- WHAT YOU HAVE TO DO
Return the whole listing, line for line, without the pictures in it.

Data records
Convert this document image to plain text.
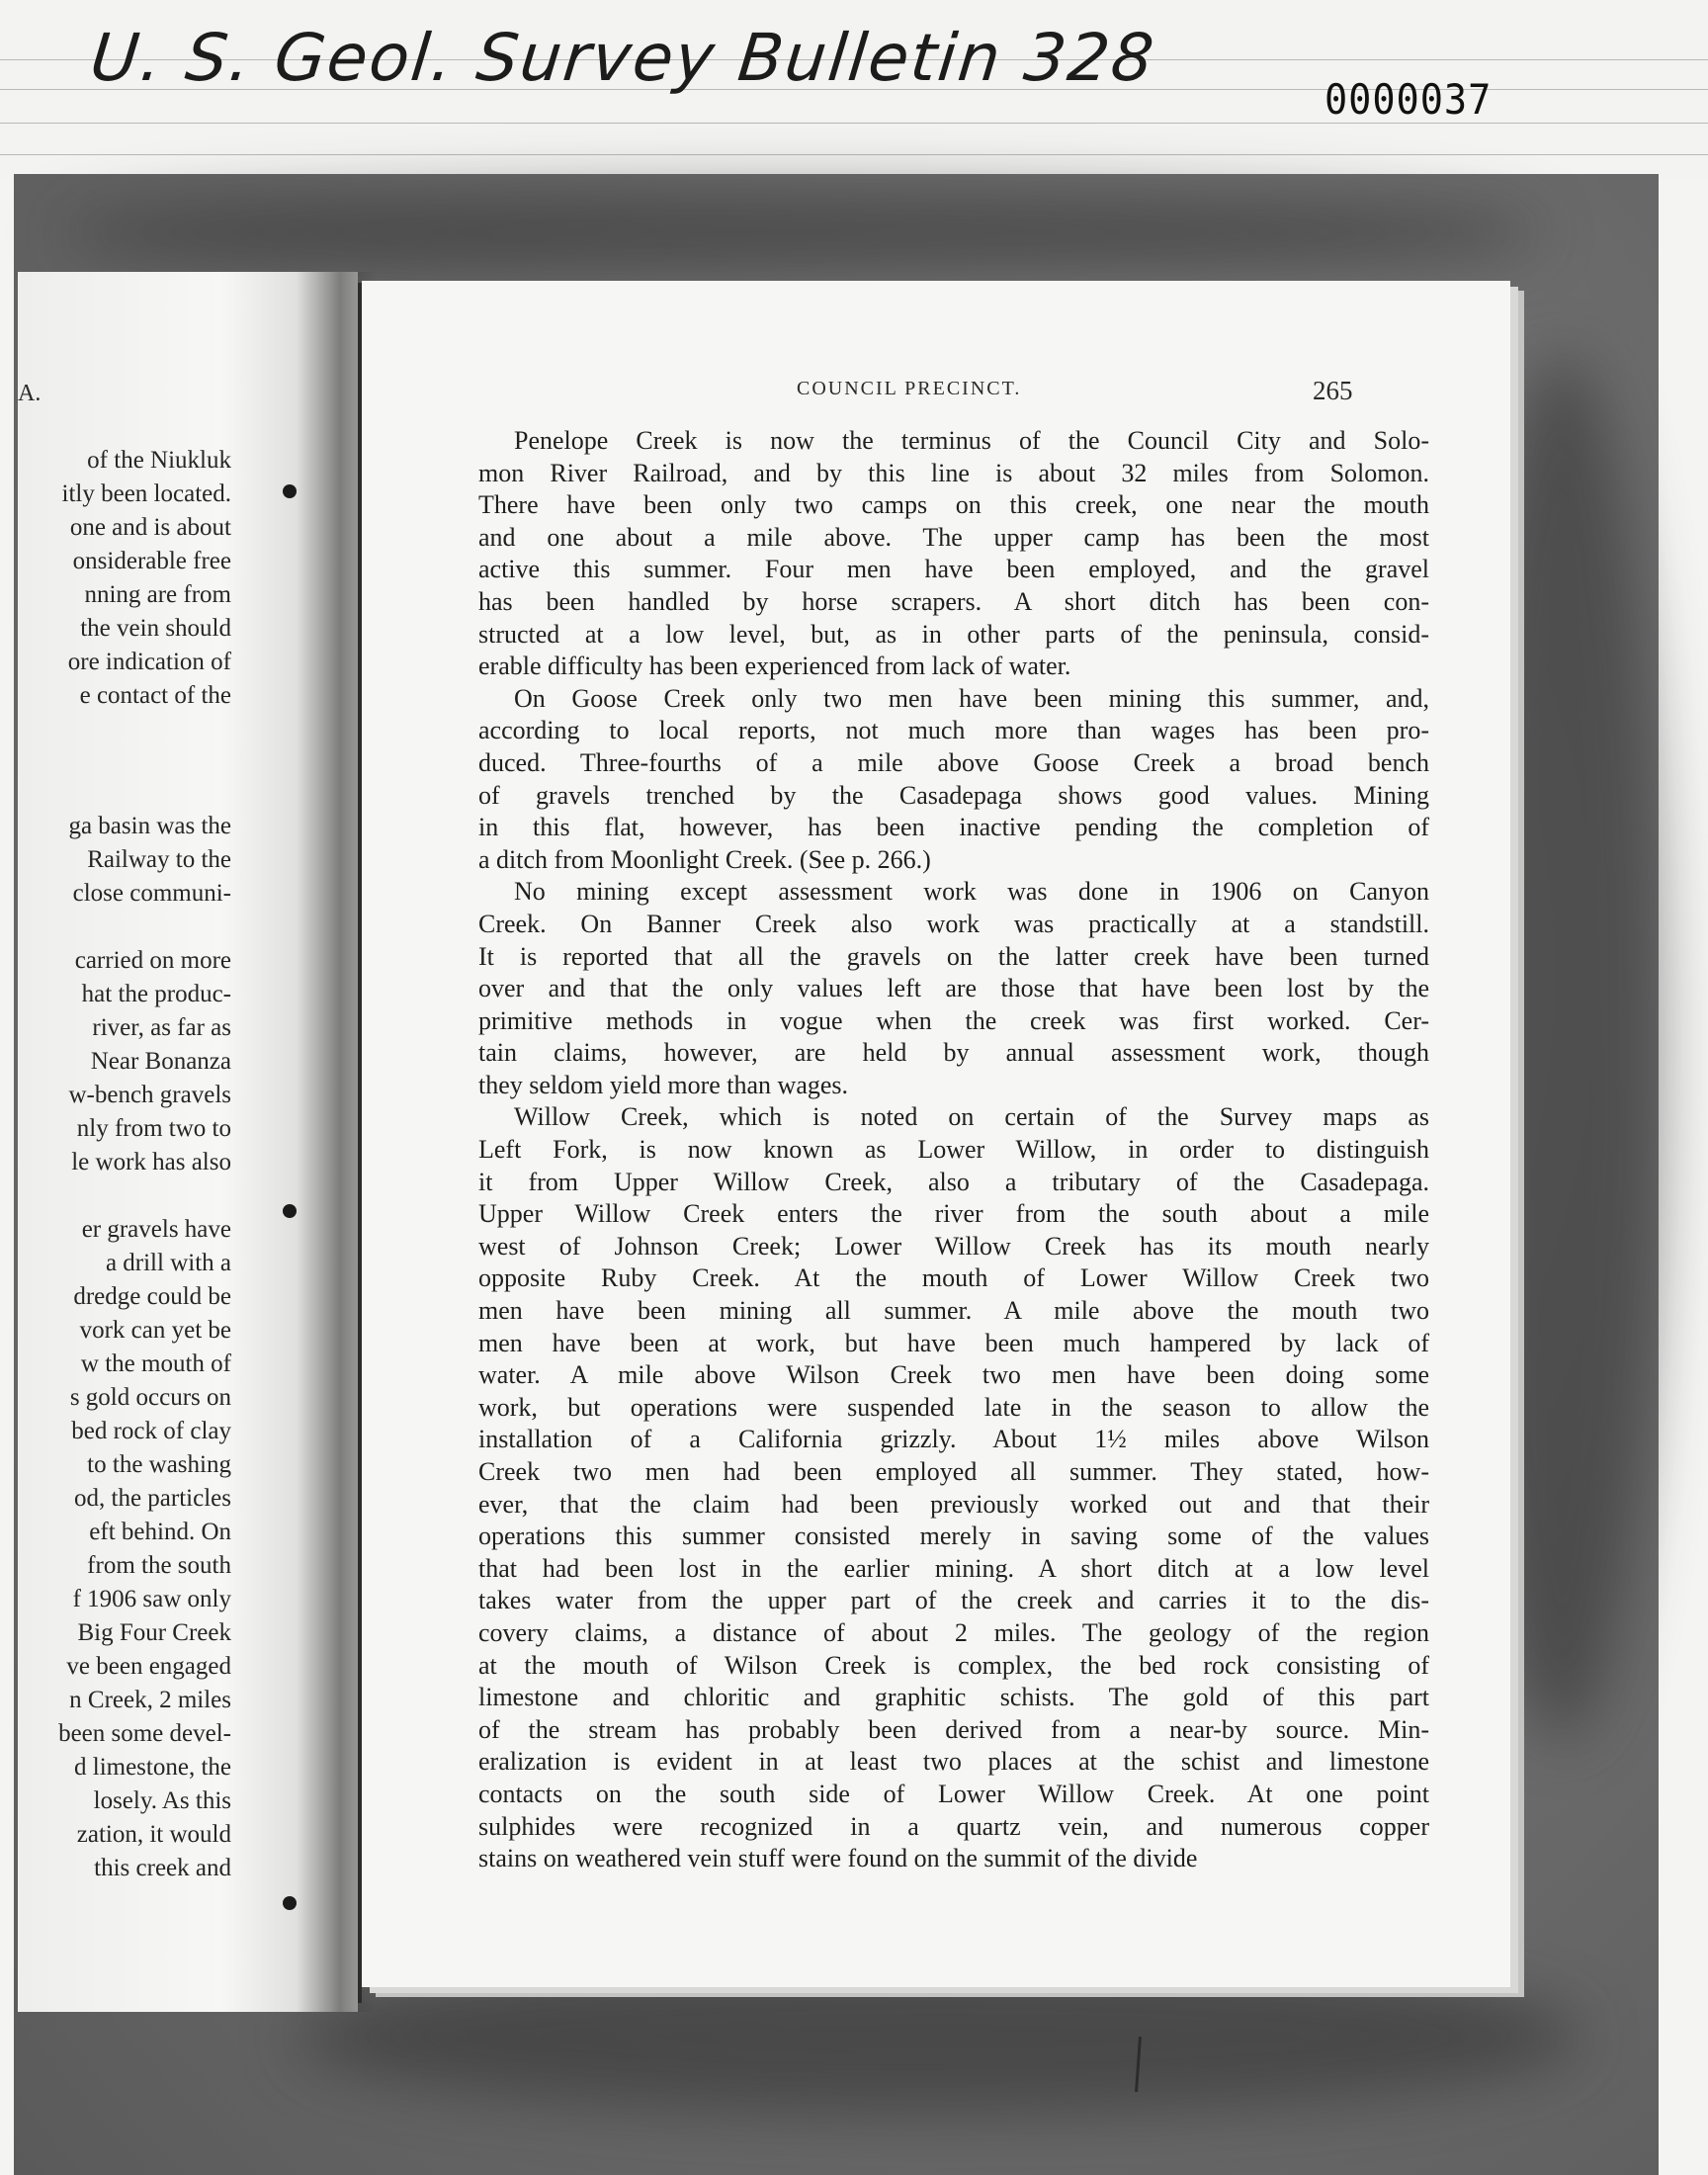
U. S. Geol. Survey Bulletin 328
0000037
A.
of the Niukluk
itly been located.
one and is about
onsiderable free
nning are from
the vein should
ore indication of
e contact of the
ga basin was the
Railway to the
close communi-
carried on more
hat the produc-
river, as far as
Near Bonanza
w-bench gravels
nly from two to
le work has also
er gravels have
a drill with a
dredge could be
vork can yet be
w the mouth of
s gold occurs on
bed rock of clay
to the washing
od, the particles
eft behind. On
from the south
f 1906 saw only
Big Four Creek
ve been engaged
n Creek, 2 miles
been some devel-
d limestone, the
losely. As this
zation, it would
this creek and
COUNCIL PRECINCT.	265
Penelope Creek is now the terminus of the Council City and Solo-
mon River Railroad, and by this line is about 32 miles from Solomon.
There have been only two camps on this creek, one near the mouth
and one about a mile above. The upper camp has been the most
active this summer. Four men have been employed, and the gravel
has been handled by horse scrapers. A short ditch has been con-
structed at a low level, but, as in other parts of the peninsula, consid-
erable difficulty has been experienced from lack of water.
On Goose Creek only two men have been mining this summer, and,
according to local reports, not much more than wages has been pro-
duced. Three-fourths of a mile above Goose Creek a broad bench
of gravels trenched by the Casadepaga shows good values. Mining
in this flat, however, has been inactive pending the completion of
a ditch from Moonlight Creek. (See p. 266.)
No mining except assessment work was done in 1906 on Canyon
Creek. On Banner Creek also work was practically at a standstill.
It is reported that all the gravels on the latter creek have been turned
over and that the only values left are those that have been lost by the
primitive methods in vogue when the creek was first worked. Cer-
tain claims, however, are held by annual assessment work, though
they seldom yield more than wages.
Willow Creek, which is noted on certain of the Survey maps as
Left Fork, is now known as Lower Willow, in order to distinguish
it from Upper Willow Creek, also a tributary of the Casadepaga.
Upper Willow Creek enters the river from the south about a mile
west of Johnson Creek; Lower Willow Creek has its mouth nearly
opposite Ruby Creek. At the mouth of Lower Willow Creek two
men have been mining all summer. A mile above the mouth two
men have been at work, but have been much hampered by lack of
water. A mile above Wilson Creek two men have been doing some
work, but operations were suspended late in the season to allow the
installation of a California grizzly. About 1½ miles above Wilson
Creek two men had been employed all summer. They stated, how-
ever, that the claim had been previously worked out and that their
operations this summer consisted merely in saving some of the values
that had been lost in the earlier mining. A short ditch at a low level
takes water from the upper part of the creek and carries it to the dis-
covery claims, a distance of about 2 miles. The geology of the region
at the mouth of Wilson Creek is complex, the bed rock consisting of
limestone and chloritic and graphitic schists. The gold of this part
of the stream has probably been derived from a near-by source. Min-
eralization is evident in at least two places at the schist and limestone
contacts on the south side of Lower Willow Creek. At one point
sulphides were recognized in a quartz vein, and numerous copper
stains on weathered vein stuff were found on the summit of the divide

- RESULT
Convert this document image to plain text.
U. S. Geol. Survey Bulletin 328
0000037
A.
of the Niukluk
itly been located.
one and is about
onsiderable free
nning are from
the vein should
ore indication of
e contact of the
ga basin was the
Railway to the
close communi-
carried on more
hat the produc-
river, as far as
Near Bonanza
w-bench gravels
nly from two to
le work has also
er gravels have
a drill with a
dredge could be
vork can yet be
w the mouth of
s gold occurs on
bed rock of clay
to the washing
od, the particles
eft behind. On
from the south
f 1906 saw only
Big Four Creek
ve been engaged
n Creek, 2 miles
been some devel-
d limestone, the
losely. As this
zation, it would
this creek and
COUNCIL PRECINCT.	265
Penelope Creek is now the terminus of the Council City and Solo-
mon River Railroad, and by this line is about 32 miles from Solomon.
There have been only two camps on this creek, one near the mouth
and one about a mile above. The upper camp has been the most
active this summer. Four men have been employed, and the gravel
has been handled by horse scrapers. A short ditch has been con-
structed at a low level, but, as in other parts of the peninsula, consid-
erable difficulty has been experienced from lack of water.
On Goose Creek only two men have been mining this summer, and,
according to local reports, not much more than wages has been pro-
duced. Three-fourths of a mile above Goose Creek a broad bench
of gravels trenched by the Casadepaga shows good values. Mining
in this flat, however, has been inactive pending the completion of
a ditch from Moonlight Creek. (See p. 266.)
No mining except assessment work was done in 1906 on Canyon
Creek. On Banner Creek also work was practically at a standstill.
It is reported that all the gravels on the latter creek have been turned
over and that the only values left are those that have been lost by the
primitive methods in vogue when the creek was first worked. Cer-
tain claims, however, are held by annual assessment work, though
they seldom yield more than wages.
Willow Creek, which is noted on certain of the Survey maps as
Left Fork, is now known as Lower Willow, in order to distinguish
it from Upper Willow Creek, also a tributary of the Casadepaga.
Upper Willow Creek enters the river from the south about a mile
west of Johnson Creek; Lower Willow Creek has its mouth nearly
opposite Ruby Creek. At the mouth of Lower Willow Creek two
men have been mining all summer. A mile above the mouth two
men have been at work, but have been much hampered by lack of
water. A mile above Wilson Creek two men have been doing some
work, but operations were suspended late in the season to allow the
installation of a California grizzly. About 1½ miles above Wilson
Creek two men had been employed all summer. They stated, how-
ever, that the claim had been previously worked out and that their
operations this summer consisted merely in saving some of the values
that had been lost in the earlier mining. A short ditch at a low level
takes water from the upper part of the creek and carries it to the dis-
covery claims, a distance of about 2 miles. The geology of the region
at the mouth of Wilson Creek is complex, the bed rock consisting of
limestone and chloritic and graphitic schists. The gold of this part
of the stream has probably been derived from a near-by source. Min-
eralization is evident in at least two places at the schist and limestone
contacts on the south side of Lower Willow Creek. At one point
sulphides were recognized in a quartz vein, and numerous copper
stains on weathered vein stuff were found on the summit of the divide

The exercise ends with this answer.